## What the task asks
Provide nothing but the number of lines containing the string "Целина".

## Records to process
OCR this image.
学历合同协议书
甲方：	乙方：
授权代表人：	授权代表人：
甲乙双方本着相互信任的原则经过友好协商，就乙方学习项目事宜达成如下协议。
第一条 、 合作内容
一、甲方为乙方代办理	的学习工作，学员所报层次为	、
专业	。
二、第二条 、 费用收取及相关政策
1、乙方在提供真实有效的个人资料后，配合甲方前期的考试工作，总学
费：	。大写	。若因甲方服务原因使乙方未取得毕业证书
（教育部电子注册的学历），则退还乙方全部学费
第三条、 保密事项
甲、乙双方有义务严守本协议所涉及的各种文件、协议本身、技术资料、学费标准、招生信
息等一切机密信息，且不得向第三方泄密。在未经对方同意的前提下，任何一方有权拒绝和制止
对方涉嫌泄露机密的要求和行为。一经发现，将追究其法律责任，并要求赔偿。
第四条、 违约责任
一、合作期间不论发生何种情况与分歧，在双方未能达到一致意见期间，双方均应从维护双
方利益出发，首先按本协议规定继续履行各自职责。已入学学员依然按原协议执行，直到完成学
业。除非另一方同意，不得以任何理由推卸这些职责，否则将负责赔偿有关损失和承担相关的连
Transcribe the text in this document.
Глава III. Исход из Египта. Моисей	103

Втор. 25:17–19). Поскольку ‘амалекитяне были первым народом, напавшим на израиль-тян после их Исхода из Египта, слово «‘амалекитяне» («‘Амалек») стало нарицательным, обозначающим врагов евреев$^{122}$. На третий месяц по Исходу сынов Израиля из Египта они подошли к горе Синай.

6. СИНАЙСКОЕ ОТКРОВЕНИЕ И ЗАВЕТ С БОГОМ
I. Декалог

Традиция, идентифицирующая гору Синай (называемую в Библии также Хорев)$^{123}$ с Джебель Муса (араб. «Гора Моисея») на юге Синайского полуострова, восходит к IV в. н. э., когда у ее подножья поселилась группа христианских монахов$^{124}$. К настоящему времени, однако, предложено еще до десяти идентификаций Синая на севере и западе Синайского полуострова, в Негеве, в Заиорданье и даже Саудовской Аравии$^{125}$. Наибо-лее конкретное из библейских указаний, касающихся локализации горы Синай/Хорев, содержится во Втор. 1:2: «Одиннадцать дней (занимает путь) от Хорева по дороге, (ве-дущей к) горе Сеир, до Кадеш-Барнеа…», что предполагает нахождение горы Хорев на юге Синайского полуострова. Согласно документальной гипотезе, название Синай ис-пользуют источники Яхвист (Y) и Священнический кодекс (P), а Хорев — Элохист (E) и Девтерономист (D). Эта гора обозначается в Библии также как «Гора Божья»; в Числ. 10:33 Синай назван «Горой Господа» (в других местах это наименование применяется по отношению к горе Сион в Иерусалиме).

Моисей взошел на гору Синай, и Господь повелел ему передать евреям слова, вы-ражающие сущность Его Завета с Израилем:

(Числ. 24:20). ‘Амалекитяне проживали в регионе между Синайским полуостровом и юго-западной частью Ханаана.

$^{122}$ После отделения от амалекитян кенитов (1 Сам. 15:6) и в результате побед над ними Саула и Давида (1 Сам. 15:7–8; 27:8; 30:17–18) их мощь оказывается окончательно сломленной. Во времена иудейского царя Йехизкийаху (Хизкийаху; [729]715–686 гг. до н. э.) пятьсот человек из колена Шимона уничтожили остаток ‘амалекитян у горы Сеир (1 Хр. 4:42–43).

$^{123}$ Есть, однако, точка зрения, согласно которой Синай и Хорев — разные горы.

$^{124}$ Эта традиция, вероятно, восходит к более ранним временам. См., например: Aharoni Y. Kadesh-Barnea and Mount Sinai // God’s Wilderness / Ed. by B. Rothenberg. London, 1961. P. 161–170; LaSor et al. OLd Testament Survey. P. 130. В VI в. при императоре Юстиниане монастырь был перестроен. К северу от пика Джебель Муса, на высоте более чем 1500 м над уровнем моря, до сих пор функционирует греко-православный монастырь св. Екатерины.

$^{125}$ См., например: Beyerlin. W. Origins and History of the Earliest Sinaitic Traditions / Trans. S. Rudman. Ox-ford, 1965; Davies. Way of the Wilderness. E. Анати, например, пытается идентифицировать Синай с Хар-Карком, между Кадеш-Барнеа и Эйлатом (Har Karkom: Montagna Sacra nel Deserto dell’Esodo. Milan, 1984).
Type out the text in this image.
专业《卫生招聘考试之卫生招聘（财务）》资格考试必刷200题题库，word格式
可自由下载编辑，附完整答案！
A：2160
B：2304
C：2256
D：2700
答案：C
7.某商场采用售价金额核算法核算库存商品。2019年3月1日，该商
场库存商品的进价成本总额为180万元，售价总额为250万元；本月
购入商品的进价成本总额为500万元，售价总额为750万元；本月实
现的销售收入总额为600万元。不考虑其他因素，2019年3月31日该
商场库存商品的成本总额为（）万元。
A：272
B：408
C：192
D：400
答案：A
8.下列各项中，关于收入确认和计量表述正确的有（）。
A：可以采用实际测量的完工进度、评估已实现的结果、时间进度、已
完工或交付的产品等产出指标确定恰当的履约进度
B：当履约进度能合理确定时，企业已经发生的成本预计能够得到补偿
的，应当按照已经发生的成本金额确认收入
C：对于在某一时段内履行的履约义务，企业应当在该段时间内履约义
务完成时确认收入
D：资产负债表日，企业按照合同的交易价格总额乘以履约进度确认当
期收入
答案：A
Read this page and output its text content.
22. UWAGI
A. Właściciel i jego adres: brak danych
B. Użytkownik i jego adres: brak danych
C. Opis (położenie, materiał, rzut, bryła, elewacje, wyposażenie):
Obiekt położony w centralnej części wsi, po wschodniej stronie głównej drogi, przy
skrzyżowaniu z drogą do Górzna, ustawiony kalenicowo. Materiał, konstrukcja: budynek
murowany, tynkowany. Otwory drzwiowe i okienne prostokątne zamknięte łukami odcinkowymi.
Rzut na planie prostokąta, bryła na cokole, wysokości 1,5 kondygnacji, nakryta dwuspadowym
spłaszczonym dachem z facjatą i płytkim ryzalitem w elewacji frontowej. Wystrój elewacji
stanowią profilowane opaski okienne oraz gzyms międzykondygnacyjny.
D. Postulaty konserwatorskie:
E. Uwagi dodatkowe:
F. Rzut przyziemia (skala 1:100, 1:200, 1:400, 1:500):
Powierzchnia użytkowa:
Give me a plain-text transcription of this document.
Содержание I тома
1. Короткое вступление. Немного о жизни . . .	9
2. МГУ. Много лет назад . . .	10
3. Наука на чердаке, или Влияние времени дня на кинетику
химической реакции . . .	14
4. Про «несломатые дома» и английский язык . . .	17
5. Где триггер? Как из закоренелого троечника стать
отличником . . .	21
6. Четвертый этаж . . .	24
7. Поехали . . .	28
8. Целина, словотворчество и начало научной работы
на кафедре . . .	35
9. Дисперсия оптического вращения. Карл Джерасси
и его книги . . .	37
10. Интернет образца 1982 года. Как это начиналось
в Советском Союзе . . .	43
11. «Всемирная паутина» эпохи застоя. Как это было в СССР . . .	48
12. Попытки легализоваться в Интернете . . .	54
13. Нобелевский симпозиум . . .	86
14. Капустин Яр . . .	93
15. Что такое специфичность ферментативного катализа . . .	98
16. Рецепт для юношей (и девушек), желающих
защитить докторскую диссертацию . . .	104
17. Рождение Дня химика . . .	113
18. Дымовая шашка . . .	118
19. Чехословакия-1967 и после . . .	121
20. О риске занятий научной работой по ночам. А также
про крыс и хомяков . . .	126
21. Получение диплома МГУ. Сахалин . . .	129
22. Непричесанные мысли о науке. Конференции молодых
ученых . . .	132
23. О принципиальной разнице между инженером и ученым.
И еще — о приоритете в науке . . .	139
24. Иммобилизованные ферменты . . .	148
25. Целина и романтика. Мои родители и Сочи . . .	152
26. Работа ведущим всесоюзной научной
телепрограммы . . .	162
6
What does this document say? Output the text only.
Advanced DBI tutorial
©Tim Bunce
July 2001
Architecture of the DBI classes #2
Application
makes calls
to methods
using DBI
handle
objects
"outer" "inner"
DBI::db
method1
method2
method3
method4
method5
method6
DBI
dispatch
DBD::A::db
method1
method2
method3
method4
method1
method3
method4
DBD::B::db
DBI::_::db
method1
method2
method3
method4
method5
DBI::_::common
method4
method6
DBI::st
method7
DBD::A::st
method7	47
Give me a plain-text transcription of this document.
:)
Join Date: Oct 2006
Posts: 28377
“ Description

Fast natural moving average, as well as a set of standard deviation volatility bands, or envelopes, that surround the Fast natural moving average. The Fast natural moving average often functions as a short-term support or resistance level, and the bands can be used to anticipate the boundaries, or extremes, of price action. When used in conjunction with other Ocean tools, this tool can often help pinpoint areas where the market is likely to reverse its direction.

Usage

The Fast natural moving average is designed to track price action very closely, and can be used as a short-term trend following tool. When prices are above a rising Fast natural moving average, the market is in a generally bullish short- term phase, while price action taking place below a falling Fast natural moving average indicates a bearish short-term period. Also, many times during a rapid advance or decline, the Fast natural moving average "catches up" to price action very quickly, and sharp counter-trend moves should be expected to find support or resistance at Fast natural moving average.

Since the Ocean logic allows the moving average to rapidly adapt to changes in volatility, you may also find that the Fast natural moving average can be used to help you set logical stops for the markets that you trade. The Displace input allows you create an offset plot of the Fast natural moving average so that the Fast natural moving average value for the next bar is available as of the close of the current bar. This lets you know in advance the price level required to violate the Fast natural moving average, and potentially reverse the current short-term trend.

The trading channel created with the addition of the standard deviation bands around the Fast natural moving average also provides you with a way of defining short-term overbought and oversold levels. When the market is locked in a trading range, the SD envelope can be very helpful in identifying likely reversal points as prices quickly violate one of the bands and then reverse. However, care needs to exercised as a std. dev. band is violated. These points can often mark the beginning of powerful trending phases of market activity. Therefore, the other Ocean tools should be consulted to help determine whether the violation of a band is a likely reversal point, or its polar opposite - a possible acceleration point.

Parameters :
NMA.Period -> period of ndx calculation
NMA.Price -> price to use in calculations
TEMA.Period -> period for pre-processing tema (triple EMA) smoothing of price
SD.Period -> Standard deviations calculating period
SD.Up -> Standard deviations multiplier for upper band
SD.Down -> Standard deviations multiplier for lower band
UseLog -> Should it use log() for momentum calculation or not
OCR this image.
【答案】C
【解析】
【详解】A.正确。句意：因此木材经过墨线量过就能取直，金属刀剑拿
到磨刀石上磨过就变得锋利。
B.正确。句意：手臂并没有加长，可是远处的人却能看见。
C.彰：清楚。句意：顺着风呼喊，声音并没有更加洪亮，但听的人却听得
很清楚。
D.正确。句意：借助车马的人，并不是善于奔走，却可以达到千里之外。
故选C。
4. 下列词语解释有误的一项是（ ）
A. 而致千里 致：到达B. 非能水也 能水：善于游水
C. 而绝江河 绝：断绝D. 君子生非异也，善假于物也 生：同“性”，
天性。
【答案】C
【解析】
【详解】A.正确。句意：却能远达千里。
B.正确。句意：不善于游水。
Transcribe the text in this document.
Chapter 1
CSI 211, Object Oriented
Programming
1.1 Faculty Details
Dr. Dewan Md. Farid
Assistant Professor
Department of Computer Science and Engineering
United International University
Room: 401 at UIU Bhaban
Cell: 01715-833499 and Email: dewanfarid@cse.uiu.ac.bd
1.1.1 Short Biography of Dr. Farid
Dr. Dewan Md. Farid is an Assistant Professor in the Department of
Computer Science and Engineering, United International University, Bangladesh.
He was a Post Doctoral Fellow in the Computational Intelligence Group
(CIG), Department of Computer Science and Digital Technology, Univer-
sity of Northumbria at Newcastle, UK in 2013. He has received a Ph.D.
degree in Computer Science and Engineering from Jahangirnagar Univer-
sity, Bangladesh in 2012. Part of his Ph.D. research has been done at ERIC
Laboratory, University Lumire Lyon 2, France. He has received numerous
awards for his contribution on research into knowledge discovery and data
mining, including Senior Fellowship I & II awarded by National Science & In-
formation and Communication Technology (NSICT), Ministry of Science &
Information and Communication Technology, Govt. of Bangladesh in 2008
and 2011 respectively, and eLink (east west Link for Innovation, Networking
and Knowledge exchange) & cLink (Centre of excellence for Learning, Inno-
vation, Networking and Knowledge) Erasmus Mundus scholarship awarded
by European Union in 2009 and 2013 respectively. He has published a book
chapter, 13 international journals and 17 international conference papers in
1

## Full answer
2